### WHAT NEEDS TO BE DONE
Print the listing in its entirety and exactly, leaving out images.

[Records]
[BEGIN]
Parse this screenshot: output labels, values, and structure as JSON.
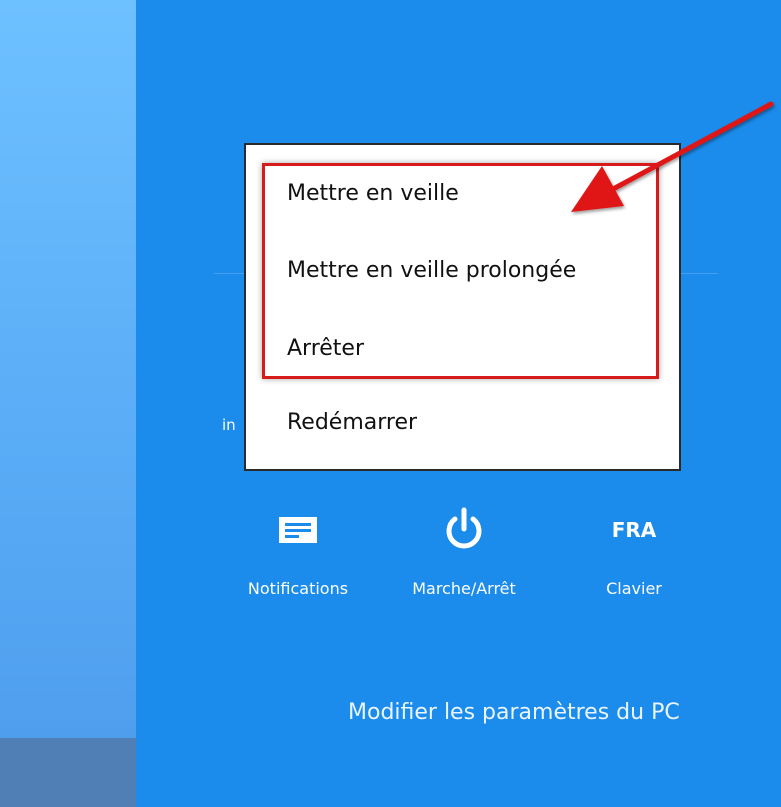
{
  "power_menu": {
    "items": [
      {
        "label": "Mettre en veille"
      },
      {
        "label": "Mettre en veille prolongée"
      },
      {
        "label": "Arrêter"
      },
      {
        "label": "Redémarrer"
      }
    ]
  },
  "partial_text": "in",
  "quick_settings": [
    {
      "icon": "notifications-icon",
      "label": "Notifications"
    },
    {
      "icon": "power-icon",
      "label": "Marche/Arrêt"
    },
    {
      "icon": "keyboard-language-icon",
      "icon_text": "FRA",
      "label": "Clavier"
    }
  ],
  "settings_link": "Modifier les paramètres du PC",
  "colors": {
    "charm_background": "#1b8ceb",
    "highlight": "#d71b1b",
    "menu_background": "#ffffff"
  }
}
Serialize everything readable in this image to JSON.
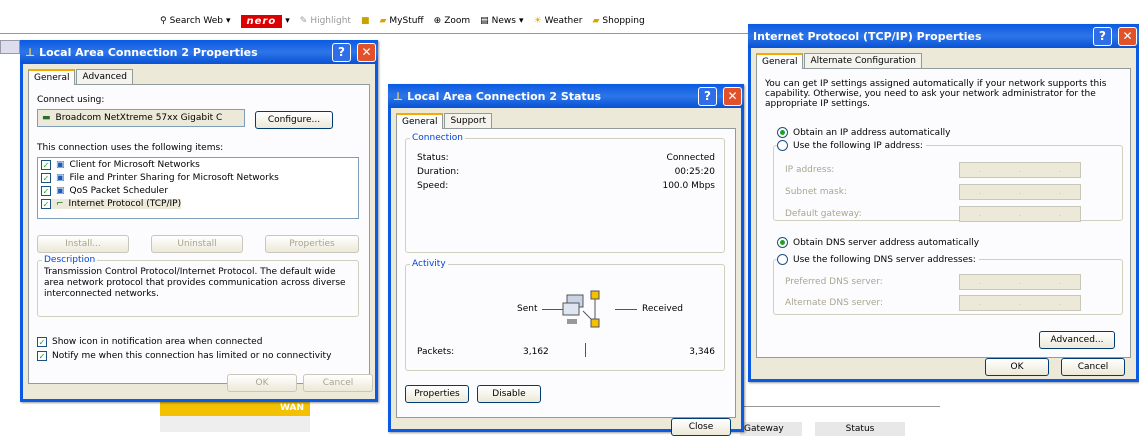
[END]
### SOLUTION TO THIS TASK
Parse this screenshot: output labels, values, and structure as JSON.
{
  "power_menu": {
    "items": [
      {
        "label": "Mettre en veille"
      },
      {
        "label": "Mettre en veille prolongée"
      },
      {
        "label": "Arrêter"
      },
      {
        "label": "Redémarrer"
      }
    ]
  },
  "partial_text": "in",
  "quick_settings": [
    {
      "icon": "notifications-icon",
      "label": "Notifications"
    },
    {
      "icon": "power-icon",
      "label": "Marche/Arrêt"
    },
    {
      "icon": "keyboard-language-icon",
      "icon_text": "FRA",
      "label": "Clavier"
    }
  ],
  "settings_link": "Modifier les paramètres du PC",
  "colors": {
    "charm_background": "#1b8ceb",
    "highlight": "#d71b1b",
    "menu_background": "#ffffff"
  }
}
Serialize everything readable in this image to JSON.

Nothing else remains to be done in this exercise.